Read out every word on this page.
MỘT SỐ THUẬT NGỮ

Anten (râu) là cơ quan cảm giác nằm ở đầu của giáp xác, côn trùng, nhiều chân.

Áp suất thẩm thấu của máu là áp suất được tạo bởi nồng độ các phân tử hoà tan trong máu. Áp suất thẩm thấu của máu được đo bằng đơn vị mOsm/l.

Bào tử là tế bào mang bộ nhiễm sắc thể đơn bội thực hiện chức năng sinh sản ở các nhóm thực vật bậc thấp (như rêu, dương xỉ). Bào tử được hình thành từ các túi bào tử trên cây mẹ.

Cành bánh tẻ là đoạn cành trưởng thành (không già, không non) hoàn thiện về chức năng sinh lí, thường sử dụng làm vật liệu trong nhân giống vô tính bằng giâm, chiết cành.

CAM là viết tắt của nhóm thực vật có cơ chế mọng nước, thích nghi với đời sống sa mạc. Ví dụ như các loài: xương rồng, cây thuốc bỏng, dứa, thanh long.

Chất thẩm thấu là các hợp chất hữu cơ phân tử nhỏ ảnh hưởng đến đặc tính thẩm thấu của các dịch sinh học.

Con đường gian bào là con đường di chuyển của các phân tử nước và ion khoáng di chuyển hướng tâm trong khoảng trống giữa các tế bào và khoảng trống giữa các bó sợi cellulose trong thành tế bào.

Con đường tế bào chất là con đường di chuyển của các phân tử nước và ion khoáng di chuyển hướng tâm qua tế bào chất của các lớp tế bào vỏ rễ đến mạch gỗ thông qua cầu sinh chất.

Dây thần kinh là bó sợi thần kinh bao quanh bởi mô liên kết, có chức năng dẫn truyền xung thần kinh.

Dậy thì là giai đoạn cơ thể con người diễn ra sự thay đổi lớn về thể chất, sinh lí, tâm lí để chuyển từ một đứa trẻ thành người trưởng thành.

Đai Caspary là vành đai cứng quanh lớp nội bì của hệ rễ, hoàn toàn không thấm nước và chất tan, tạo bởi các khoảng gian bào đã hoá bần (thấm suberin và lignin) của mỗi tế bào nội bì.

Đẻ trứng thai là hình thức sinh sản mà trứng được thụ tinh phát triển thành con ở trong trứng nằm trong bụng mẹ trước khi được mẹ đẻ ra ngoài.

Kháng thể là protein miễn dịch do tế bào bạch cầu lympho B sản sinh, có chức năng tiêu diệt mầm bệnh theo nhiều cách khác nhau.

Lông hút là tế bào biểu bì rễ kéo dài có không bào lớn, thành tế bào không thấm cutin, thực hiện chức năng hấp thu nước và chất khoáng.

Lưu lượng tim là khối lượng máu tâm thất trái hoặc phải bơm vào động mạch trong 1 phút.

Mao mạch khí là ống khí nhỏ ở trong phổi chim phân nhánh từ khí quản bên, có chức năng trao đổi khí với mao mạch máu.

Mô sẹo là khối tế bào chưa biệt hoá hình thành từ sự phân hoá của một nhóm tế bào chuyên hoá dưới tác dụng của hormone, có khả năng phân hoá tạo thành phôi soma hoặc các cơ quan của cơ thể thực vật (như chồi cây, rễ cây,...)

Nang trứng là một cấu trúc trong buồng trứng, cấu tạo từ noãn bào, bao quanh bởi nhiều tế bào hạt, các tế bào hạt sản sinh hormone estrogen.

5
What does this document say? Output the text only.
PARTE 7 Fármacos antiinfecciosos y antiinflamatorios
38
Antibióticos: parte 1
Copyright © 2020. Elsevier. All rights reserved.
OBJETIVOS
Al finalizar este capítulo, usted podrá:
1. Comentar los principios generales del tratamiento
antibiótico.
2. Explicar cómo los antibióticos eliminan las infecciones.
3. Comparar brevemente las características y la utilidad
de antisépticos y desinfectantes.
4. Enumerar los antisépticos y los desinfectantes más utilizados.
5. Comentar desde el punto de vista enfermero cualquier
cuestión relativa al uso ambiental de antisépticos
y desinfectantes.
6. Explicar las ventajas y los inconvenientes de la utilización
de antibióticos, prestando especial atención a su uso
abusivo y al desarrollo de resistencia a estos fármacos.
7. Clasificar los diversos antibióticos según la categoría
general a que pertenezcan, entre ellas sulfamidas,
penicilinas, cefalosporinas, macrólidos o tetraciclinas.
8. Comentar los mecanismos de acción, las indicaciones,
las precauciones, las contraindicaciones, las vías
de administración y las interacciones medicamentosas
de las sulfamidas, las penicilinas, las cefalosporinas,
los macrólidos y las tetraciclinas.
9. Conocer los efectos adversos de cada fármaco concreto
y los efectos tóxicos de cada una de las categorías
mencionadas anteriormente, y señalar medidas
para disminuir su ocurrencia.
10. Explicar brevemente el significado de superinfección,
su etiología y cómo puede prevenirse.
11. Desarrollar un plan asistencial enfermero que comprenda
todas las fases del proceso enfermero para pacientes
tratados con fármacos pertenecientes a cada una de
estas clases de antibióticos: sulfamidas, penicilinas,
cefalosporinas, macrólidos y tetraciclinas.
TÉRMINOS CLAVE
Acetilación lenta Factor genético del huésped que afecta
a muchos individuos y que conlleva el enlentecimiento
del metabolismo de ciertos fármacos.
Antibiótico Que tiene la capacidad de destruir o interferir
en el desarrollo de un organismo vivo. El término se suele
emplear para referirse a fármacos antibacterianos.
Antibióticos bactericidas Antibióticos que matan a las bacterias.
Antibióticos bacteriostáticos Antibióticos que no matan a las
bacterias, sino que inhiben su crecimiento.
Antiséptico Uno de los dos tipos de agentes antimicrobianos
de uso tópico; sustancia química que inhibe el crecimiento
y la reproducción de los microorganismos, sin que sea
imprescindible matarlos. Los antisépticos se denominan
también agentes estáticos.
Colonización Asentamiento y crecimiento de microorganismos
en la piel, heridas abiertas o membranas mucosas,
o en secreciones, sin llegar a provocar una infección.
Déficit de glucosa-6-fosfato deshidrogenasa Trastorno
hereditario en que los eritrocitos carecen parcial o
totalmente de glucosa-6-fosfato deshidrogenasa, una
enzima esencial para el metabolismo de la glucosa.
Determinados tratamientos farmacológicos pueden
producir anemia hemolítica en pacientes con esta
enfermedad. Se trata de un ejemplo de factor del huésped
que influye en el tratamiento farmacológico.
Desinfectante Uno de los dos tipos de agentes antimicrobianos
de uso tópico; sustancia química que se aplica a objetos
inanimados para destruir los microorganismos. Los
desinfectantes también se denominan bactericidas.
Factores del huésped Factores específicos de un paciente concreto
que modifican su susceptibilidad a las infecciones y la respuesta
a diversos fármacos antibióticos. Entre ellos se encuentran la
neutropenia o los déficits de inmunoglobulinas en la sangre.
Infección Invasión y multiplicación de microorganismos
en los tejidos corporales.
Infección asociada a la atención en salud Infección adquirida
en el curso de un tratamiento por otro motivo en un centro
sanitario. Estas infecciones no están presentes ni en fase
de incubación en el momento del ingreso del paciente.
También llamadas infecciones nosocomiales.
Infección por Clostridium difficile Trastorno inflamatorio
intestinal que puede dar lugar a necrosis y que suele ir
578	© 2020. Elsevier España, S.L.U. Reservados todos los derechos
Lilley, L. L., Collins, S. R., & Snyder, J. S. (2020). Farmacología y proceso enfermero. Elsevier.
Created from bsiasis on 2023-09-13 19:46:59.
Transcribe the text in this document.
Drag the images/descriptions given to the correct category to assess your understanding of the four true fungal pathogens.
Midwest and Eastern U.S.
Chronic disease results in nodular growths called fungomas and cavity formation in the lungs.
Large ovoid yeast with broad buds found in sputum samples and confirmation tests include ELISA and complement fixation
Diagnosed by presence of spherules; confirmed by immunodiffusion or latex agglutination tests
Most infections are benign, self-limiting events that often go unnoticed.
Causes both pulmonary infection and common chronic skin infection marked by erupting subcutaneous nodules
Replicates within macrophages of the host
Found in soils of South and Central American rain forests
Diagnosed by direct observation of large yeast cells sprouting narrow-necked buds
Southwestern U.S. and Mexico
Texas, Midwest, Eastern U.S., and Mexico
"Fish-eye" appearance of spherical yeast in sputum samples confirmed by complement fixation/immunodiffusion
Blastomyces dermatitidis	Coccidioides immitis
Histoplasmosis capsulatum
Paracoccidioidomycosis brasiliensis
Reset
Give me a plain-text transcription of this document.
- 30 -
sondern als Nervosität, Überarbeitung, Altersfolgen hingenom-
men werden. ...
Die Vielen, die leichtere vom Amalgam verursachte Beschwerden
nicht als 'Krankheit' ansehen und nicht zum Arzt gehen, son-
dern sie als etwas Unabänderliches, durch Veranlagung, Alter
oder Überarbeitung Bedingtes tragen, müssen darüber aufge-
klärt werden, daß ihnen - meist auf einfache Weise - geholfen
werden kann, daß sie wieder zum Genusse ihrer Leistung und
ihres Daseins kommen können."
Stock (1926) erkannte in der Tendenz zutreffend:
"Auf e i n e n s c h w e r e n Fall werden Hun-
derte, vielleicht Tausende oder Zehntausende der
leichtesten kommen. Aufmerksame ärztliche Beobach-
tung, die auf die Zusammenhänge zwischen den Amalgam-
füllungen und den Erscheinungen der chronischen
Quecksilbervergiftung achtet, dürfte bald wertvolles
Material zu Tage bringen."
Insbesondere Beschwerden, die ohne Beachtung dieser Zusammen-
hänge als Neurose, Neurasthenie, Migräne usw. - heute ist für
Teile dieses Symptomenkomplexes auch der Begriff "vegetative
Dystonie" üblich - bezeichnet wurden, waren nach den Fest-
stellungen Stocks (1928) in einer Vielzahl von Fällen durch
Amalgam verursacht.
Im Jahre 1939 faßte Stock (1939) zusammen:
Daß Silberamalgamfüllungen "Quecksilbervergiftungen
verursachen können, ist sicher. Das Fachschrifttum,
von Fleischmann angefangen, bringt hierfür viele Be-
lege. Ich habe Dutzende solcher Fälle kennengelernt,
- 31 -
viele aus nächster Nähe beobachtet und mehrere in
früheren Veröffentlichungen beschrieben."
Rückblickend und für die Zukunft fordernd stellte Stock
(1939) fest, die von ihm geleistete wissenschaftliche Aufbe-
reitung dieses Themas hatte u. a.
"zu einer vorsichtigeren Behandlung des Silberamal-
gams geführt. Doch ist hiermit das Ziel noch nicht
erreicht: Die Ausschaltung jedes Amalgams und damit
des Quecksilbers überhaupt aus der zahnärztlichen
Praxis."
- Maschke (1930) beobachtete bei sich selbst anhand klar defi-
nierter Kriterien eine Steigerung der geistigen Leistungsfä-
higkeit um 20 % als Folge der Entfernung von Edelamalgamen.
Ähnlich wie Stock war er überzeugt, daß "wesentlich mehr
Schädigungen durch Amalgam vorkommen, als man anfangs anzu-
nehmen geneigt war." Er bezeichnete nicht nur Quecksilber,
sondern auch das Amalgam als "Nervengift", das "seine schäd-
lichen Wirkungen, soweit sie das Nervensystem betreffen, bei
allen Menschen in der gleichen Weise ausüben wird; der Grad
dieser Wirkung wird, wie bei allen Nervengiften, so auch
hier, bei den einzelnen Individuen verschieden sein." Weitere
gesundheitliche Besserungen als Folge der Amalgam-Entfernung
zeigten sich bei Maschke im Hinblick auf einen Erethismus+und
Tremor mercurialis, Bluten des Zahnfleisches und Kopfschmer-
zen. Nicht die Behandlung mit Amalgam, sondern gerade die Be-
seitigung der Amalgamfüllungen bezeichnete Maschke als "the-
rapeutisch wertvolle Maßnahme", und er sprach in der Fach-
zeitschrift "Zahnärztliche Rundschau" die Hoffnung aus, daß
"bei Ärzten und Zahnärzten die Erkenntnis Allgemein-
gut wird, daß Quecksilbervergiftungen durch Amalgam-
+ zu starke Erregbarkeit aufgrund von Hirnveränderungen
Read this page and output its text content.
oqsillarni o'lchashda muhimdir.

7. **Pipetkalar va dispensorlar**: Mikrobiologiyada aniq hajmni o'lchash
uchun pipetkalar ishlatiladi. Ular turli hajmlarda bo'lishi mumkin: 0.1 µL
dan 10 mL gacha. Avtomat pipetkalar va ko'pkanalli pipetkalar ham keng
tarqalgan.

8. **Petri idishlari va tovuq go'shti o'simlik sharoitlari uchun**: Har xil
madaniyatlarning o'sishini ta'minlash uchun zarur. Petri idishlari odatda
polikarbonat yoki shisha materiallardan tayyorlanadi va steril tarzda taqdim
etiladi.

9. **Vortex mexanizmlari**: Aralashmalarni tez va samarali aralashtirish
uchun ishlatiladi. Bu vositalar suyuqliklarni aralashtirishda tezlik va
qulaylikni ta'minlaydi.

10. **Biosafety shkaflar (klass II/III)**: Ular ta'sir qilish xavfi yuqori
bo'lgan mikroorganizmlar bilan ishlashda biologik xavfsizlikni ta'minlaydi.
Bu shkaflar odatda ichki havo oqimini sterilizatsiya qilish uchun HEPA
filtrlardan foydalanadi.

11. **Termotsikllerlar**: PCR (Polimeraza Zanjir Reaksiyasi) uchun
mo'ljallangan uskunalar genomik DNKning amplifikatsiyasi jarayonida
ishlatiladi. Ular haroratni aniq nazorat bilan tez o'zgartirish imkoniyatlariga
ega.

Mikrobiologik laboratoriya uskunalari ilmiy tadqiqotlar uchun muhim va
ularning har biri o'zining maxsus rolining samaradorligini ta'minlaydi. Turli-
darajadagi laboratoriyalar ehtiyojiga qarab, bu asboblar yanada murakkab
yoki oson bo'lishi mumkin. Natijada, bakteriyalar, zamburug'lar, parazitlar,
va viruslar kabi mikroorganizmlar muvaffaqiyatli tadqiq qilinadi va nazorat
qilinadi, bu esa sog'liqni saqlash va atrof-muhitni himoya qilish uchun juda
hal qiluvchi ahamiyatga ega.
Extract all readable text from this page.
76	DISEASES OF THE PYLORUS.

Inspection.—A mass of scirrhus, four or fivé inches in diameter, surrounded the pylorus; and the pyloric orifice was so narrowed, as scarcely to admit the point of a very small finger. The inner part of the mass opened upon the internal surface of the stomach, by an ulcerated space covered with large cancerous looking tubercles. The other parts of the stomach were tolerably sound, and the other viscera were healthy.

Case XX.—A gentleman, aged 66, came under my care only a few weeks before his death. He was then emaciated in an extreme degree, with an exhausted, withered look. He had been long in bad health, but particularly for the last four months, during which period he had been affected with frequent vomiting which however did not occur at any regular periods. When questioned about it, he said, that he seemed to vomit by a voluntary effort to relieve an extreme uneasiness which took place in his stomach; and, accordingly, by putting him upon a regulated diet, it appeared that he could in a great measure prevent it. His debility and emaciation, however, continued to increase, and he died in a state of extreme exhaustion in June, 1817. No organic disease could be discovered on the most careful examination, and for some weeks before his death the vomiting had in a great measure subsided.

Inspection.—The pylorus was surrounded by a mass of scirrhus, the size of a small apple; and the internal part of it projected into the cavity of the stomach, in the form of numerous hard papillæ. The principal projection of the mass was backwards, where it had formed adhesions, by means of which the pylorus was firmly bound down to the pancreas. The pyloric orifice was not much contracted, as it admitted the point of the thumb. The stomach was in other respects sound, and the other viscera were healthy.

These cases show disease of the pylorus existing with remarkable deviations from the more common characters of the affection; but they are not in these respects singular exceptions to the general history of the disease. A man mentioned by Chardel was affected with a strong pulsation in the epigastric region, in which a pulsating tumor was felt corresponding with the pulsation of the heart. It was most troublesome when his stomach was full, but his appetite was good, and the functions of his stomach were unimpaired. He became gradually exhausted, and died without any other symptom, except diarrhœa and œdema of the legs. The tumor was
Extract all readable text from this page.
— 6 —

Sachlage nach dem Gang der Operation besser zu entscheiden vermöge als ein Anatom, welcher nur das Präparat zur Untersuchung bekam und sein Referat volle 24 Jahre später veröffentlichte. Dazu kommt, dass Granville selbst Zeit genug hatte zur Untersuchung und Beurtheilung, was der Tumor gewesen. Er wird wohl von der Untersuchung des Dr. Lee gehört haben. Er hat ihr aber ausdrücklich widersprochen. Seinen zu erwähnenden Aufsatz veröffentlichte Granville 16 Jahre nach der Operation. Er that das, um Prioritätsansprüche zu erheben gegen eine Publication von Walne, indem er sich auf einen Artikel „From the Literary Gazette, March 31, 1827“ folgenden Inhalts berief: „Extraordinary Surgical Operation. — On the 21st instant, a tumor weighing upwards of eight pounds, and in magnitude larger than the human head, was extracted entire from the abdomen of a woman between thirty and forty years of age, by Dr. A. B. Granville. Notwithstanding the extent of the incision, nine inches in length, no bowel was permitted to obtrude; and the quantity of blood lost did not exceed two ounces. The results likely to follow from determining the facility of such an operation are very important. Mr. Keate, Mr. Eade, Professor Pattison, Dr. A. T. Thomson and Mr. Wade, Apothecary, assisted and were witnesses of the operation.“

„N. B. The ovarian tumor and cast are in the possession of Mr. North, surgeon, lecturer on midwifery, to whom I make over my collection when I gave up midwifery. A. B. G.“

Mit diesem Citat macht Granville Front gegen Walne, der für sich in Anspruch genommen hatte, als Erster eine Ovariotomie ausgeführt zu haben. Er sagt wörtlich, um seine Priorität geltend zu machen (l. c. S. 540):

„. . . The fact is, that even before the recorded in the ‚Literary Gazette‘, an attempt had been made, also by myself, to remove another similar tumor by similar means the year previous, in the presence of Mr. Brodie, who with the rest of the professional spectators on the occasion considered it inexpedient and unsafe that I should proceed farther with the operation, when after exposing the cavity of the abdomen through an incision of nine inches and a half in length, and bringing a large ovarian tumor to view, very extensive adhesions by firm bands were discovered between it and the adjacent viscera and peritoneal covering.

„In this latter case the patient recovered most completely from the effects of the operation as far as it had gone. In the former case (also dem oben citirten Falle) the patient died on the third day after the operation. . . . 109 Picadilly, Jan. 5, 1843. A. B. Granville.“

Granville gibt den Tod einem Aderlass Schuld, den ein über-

··········

Read the lines above. Gather those in which the string "efectos" is found.

**TASK SOLUTION**
9. Conocer los efectos adversos de cada fármaco concreto
y los efectos tóxicos de cada una de las categorías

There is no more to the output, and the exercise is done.